> [STATED GOAL] What follows is a block of records; restate each one word for word.

[Stored data entries]
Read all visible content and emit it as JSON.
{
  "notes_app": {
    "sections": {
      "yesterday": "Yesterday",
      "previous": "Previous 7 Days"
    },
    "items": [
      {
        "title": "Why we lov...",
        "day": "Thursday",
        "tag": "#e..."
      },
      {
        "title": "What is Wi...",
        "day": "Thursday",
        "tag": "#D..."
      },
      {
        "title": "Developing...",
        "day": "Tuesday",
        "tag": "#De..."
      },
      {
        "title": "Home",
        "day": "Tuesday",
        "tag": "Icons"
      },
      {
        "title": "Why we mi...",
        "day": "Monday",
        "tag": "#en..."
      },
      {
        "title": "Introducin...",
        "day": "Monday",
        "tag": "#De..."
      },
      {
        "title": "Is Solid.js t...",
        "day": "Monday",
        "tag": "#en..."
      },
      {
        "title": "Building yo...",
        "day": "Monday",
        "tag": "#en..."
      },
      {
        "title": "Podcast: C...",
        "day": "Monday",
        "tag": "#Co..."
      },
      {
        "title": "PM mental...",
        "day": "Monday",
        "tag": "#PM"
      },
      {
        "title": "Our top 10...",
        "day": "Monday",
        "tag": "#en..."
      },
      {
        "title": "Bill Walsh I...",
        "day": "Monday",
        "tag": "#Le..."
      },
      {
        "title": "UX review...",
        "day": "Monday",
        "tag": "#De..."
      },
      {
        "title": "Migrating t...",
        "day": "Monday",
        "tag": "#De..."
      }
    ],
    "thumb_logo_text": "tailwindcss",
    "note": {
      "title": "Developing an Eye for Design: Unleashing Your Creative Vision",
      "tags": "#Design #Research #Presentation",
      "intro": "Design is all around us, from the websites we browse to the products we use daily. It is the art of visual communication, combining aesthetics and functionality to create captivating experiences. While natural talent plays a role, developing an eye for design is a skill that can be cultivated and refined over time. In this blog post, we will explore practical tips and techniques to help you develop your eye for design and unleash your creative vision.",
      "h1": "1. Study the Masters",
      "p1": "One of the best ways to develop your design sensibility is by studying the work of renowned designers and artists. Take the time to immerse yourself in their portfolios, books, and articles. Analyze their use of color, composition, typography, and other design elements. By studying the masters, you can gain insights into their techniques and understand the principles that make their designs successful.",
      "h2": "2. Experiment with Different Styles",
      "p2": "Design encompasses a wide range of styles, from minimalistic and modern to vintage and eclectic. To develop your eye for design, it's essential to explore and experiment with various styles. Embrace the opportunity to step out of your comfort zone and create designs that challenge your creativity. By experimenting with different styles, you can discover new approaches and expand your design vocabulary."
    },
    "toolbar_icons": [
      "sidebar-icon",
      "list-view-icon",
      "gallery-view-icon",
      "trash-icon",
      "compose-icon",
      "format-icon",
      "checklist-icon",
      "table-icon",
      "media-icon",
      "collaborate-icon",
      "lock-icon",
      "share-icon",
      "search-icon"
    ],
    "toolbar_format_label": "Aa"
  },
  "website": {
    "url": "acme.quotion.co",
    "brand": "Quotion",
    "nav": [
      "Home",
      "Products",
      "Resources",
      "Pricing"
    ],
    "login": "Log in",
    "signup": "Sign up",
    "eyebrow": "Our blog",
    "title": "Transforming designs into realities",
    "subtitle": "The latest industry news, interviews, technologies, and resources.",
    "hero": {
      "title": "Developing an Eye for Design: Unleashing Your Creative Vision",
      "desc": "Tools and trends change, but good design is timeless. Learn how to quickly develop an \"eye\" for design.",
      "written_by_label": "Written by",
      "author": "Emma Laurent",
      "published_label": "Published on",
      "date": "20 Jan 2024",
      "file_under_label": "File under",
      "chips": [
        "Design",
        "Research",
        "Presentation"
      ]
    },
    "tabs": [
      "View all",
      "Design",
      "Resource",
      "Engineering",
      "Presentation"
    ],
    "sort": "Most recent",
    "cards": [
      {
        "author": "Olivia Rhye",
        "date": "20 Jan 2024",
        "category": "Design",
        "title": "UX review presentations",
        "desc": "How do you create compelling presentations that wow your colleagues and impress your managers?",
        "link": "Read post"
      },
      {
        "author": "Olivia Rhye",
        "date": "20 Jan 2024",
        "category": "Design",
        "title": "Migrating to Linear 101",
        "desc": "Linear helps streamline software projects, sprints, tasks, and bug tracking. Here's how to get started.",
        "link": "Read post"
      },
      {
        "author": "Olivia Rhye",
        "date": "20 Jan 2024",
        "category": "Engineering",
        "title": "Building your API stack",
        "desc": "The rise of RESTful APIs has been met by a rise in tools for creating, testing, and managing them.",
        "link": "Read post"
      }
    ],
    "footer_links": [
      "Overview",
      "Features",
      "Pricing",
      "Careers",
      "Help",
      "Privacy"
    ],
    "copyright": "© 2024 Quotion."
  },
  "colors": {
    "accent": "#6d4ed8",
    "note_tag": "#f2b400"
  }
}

> [RESULT]
Read all visible content and emit it as JSON.
{
  "notes_app": {
    "sections": {
      "yesterday": "Yesterday",
      "previous": "Previous 7 Days"
    },
    "items": [
      {
        "title": "Why we lov...",
        "day": "Thursday",
        "tag": "#e..."
      },
      {
        "title": "What is Wi...",
        "day": "Thursday",
        "tag": "#D..."
      },
      {
        "title": "Developing...",
        "day": "Tuesday",
        "tag": "#De..."
      },
      {
        "title": "Home",
        "day": "Tuesday",
        "tag": "Icons"
      },
      {
        "title": "Why we mi...",
        "day": "Monday",
        "tag": "#en..."
      },
      {
        "title": "Introducin...",
        "day": "Monday",
        "tag": "#De..."
      },
      {
        "title": "Is Solid.js t...",
        "day": "Monday",
        "tag": "#en..."
      },
      {
        "title": "Building yo...",
        "day": "Monday",
        "tag": "#en..."
      },
      {
        "title": "Podcast: C...",
        "day": "Monday",
        "tag": "#Co..."
      },
      {
        "title": "PM mental...",
        "day": "Monday",
        "tag": "#PM"
      },
      {
        "title": "Our top 10...",
        "day": "Monday",
        "tag": "#en..."
      },
      {
        "title": "Bill Walsh I...",
        "day": "Monday",
        "tag": "#Le..."
      },
      {
        "title": "UX review...",
        "day": "Monday",
        "tag": "#De..."
      },
      {
        "title": "Migrating t...",
        "day": "Monday",
        "tag": "#De..."
      }
    ],
    "thumb_logo_text": "tailwindcss",
    "note": {
      "title": "Developing an Eye for Design: Unleashing Your Creative Vision",
      "tags": "#Design #Research #Presentation",
      "intro": "Design is all around us, from the websites we browse to the products we use daily. It is the art of visual communication, combining aesthetics and functionality to create captivating experiences. While natural talent plays a role, developing an eye for design is a skill that can be cultivated and refined over time. In this blog post, we will explore practical tips and techniques to help you develop your eye for design and unleash your creative vision.",
      "h1": "1. Study the Masters",
      "p1": "One of the best ways to develop your design sensibility is by studying the work of renowned designers and artists. Take the time to immerse yourself in their portfolios, books, and articles. Analyze their use of color, composition, typography, and other design elements. By studying the masters, you can gain insights into their techniques and understand the principles that make their designs successful.",
      "h2": "2. Experiment with Different Styles",
      "p2": "Design encompasses a wide range of styles, from minimalistic and modern to vintage and eclectic. To develop your eye for design, it's essential to explore and experiment with various styles. Embrace the opportunity to step out of your comfort zone and create designs that challenge your creativity. By experimenting with different styles, you can discover new approaches and expand your design vocabulary."
    },
    "toolbar_icons": [
      "sidebar-icon",
      "list-view-icon",
      "gallery-view-icon",
      "trash-icon",
      "compose-icon",
      "format-icon",
      "checklist-icon",
      "table-icon",
      "media-icon",
      "collaborate-icon",
      "lock-icon",
      "share-icon",
      "search-icon"
    ],
    "toolbar_format_label": "Aa"
  },
  "website": {
    "url": "acme.quotion.co",
    "brand": "Quotion",
    "nav": [
      "Home",
      "Products",
      "Resources",
      "Pricing"
    ],
    "login": "Log in",
    "signup": "Sign up",
    "eyebrow": "Our blog",
    "title": "Transforming designs into realities",
    "subtitle": "The latest industry news, interviews, technologies, and resources.",
    "hero": {
      "title": "Developing an Eye for Design: Unleashing Your Creative Vision",
      "desc": "Tools and trends change, but good design is timeless. Learn how to quickly develop an \"eye\" for design.",
      "written_by_label": "Written by",
      "author": "Emma Laurent",
      "published_label": "Published on",
      "date": "20 Jan 2024",
      "file_under_label": "File under",
      "chips": [
        "Design",
        "Research",
        "Presentation"
      ]
    },
    "tabs": [
      "View all",
      "Design",
      "Resource",
      "Engineering",
      "Presentation"
    ],
    "sort": "Most recent",
    "cards": [
      {
        "author": "Olivia Rhye",
        "date": "20 Jan 2024",
        "category": "Design",
        "title": "UX review presentations",
        "desc": "How do you create compelling presentations that wow your colleagues and impress your managers?",
        "link": "Read post"
      },
      {
        "author": "Olivia Rhye",
        "date": "20 Jan 2024",
        "category": "Design",
        "title": "Migrating to Linear 101",
        "desc": "Linear helps streamline software projects, sprints, tasks, and bug tracking. Here's how to get started.",
        "link": "Read post"
      },
      {
        "author": "Olivia Rhye",
        "date": "20 Jan 2024",
        "category": "Engineering",
        "title": "Building your API stack",
        "desc": "The rise of RESTful APIs has been met by a rise in tools for creating, testing, and managing them.",
        "link": "Read post"
      }
    ],
    "footer_links": [
      "Overview",
      "Features",
      "Pricing",
      "Careers",
      "Help",
      "Privacy"
    ],
    "copyright": "© 2024 Quotion."
  },
  "colors": {
    "accent": "#6d4ed8",
    "note_tag": "#f2b400"
  }
}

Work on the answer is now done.